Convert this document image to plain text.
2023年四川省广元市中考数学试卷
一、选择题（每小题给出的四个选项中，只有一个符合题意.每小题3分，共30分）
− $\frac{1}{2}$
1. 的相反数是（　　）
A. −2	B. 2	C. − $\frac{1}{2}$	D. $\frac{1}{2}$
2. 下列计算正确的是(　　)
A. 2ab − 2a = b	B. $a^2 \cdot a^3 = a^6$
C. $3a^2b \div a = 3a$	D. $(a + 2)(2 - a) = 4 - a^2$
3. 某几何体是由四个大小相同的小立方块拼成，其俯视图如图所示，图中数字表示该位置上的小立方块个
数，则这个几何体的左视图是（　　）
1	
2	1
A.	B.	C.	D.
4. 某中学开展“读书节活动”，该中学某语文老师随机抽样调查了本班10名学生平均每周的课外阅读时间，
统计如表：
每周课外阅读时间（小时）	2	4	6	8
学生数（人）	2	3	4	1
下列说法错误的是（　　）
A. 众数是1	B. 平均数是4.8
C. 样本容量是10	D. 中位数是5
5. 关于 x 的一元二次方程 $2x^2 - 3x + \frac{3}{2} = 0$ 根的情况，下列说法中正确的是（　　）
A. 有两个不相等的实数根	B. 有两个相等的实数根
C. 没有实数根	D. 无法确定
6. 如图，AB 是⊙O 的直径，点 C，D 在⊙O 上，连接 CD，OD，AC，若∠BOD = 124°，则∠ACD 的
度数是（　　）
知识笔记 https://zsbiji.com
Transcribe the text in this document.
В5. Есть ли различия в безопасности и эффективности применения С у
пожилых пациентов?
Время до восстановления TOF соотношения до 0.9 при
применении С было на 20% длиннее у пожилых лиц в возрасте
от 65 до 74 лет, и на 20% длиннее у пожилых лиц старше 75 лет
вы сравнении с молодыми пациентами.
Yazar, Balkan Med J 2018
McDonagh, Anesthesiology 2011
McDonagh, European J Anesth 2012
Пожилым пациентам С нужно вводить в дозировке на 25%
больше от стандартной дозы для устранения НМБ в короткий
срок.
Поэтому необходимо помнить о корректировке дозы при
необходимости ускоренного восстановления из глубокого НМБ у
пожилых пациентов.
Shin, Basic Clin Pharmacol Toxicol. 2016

Work to complete
Gather all lines from the records above in which "длиннее" appears.

Written answer
применении С было на 20% длиннее у пожилых лиц в возрасте
от 65 до 74 лет, и на 20% длиннее у пожилых лиц старше 75 лет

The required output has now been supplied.